== Exercise prompt ==
Every line below must be reproduced exactly. Copy them all.

--- START OF Given data ---

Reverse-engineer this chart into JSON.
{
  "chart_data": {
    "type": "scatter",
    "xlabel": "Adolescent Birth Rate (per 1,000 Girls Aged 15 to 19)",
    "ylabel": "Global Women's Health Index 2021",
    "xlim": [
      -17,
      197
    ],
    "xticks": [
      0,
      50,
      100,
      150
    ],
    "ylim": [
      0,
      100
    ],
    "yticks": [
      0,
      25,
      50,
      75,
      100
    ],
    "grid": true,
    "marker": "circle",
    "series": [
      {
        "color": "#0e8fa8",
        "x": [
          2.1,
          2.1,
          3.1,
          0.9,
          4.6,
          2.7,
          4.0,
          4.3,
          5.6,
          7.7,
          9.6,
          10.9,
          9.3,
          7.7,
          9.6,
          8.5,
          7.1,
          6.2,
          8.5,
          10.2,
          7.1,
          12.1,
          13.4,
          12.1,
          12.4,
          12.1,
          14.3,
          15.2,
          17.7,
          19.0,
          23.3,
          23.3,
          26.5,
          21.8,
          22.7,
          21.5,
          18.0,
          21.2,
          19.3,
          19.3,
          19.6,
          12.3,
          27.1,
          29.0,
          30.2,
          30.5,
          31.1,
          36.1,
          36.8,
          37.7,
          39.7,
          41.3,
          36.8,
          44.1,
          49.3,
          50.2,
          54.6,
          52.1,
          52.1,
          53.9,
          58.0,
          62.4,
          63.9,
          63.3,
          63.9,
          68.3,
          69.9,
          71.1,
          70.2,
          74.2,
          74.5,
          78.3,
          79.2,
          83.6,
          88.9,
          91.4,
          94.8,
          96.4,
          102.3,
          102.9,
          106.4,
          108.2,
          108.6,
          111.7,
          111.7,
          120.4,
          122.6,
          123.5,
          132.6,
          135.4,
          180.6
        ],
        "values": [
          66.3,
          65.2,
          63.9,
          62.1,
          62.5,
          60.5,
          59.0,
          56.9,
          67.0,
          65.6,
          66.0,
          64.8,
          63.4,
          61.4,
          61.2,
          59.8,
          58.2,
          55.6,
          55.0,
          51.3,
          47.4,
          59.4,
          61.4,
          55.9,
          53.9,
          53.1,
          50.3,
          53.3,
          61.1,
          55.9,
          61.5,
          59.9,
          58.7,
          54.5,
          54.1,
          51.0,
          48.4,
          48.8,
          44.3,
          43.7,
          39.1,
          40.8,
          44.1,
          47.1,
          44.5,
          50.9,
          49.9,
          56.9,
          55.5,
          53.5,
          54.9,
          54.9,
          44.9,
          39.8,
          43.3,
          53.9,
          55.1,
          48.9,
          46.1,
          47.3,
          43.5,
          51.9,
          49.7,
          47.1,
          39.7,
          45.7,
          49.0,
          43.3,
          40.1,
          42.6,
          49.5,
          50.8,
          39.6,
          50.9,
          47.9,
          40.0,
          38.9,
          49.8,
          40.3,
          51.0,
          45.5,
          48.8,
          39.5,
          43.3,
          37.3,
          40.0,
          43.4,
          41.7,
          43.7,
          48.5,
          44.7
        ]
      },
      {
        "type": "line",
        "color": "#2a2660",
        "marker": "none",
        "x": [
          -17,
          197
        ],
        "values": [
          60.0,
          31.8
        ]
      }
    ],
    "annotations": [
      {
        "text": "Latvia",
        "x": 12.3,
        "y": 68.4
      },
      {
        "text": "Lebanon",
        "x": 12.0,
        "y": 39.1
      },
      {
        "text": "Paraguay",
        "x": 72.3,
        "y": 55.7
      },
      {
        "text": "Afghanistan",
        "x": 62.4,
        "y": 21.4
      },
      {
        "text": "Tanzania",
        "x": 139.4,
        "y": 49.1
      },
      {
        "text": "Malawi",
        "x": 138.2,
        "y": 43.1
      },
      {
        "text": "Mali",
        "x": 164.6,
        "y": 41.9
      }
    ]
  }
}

--- END OF Given data ---

== Result of the exercise ==
Reverse-engineer this chart into JSON.
{
  "chart_data": {
    "type": "scatter",
    "xlabel": "Adolescent Birth Rate (per 1,000 Girls Aged 15 to 19)",
    "ylabel": "Global Women's Health Index 2021",
    "xlim": [
      -17,
      197
    ],
    "xticks": [
      0,
      50,
      100,
      150
    ],
    "ylim": [
      0,
      100
    ],
    "yticks": [
      0,
      25,
      50,
      75,
      100
    ],
    "grid": true,
    "marker": "circle",
    "series": [
      {
        "color": "#0e8fa8",
        "x": [
          2.1,
          2.1,
          3.1,
          0.9,
          4.6,
          2.7,
          4.0,
          4.3,
          5.6,
          7.7,
          9.6,
          10.9,
          9.3,
          7.7,
          9.6,
          8.5,
          7.1,
          6.2,
          8.5,
          10.2,
          7.1,
          12.1,
          13.4,
          12.1,
          12.4,
          12.1,
          14.3,
          15.2,
          17.7,
          19.0,
          23.3,
          23.3,
          26.5,
          21.8,
          22.7,
          21.5,
          18.0,
          21.2,
          19.3,
          19.3,
          19.6,
          12.3,
          27.1,
          29.0,
          30.2,
          30.5,
          31.1,
          36.1,
          36.8,
          37.7,
          39.7,
          41.3,
          36.8,
          44.1,
          49.3,
          50.2,
          54.6,
          52.1,
          52.1,
          53.9,
          58.0,
          62.4,
          63.9,
          63.3,
          63.9,
          68.3,
          69.9,
          71.1,
          70.2,
          74.2,
          74.5,
          78.3,
          79.2,
          83.6,
          88.9,
          91.4,
          94.8,
          96.4,
          102.3,
          102.9,
          106.4,
          108.2,
          108.6,
          111.7,
          111.7,
          120.4,
          122.6,
          123.5,
          132.6,
          135.4,
          180.6
        ],
        "values": [
          66.3,
          65.2,
          63.9,
          62.1,
          62.5,
          60.5,
          59.0,
          56.9,
          67.0,
          65.6,
          66.0,
          64.8,
          63.4,
          61.4,
          61.2,
          59.8,
          58.2,
          55.6,
          55.0,
          51.3,
          47.4,
          59.4,
          61.4,
          55.9,
          53.9,
          53.1,
          50.3,
          53.3,
          61.1,
          55.9,
          61.5,
          59.9,
          58.7,
          54.5,
          54.1,
          51.0,
          48.4,
          48.8,
          44.3,
          43.7,
          39.1,
          40.8,
          44.1,
          47.1,
          44.5,
          50.9,
          49.9,
          56.9,
          55.5,
          53.5,
          54.9,
          54.9,
          44.9,
          39.8,
          43.3,
          53.9,
          55.1,
          48.9,
          46.1,
          47.3,
          43.5,
          51.9,
          49.7,
          47.1,
          39.7,
          45.7,
          49.0,
          43.3,
          40.1,
          42.6,
          49.5,
          50.8,
          39.6,
          50.9,
          47.9,
          40.0,
          38.9,
          49.8,
          40.3,
          51.0,
          45.5,
          48.8,
          39.5,
          43.3,
          37.3,
          40.0,
          43.4,
          41.7,
          43.7,
          48.5,
          44.7
        ]
      },
      {
        "type": "line",
        "color": "#2a2660",
        "marker": "none",
        "x": [
          -17,
          197
        ],
        "values": [
          60.0,
          31.8
        ]
      }
    ],
    "annotations": [
      {
        "text": "Latvia",
        "x": 12.3,
        "y": 68.4
      },
      {
        "text": "Lebanon",
        "x": 12.0,
        "y": 39.1
      },
      {
        "text": "Paraguay",
        "x": 72.3,
        "y": 55.7
      },
      {
        "text": "Afghanistan",
        "x": 62.4,
        "y": 21.4
      },
      {
        "text": "Tanzania",
        "x": 139.4,
        "y": 49.1
      },
      {
        "text": "Malawi",
        "x": 138.2,
        "y": 43.1
      },
      {
        "text": "Mali",
        "x": 164.6,
        "y": 41.9
      }
    ]
  }
}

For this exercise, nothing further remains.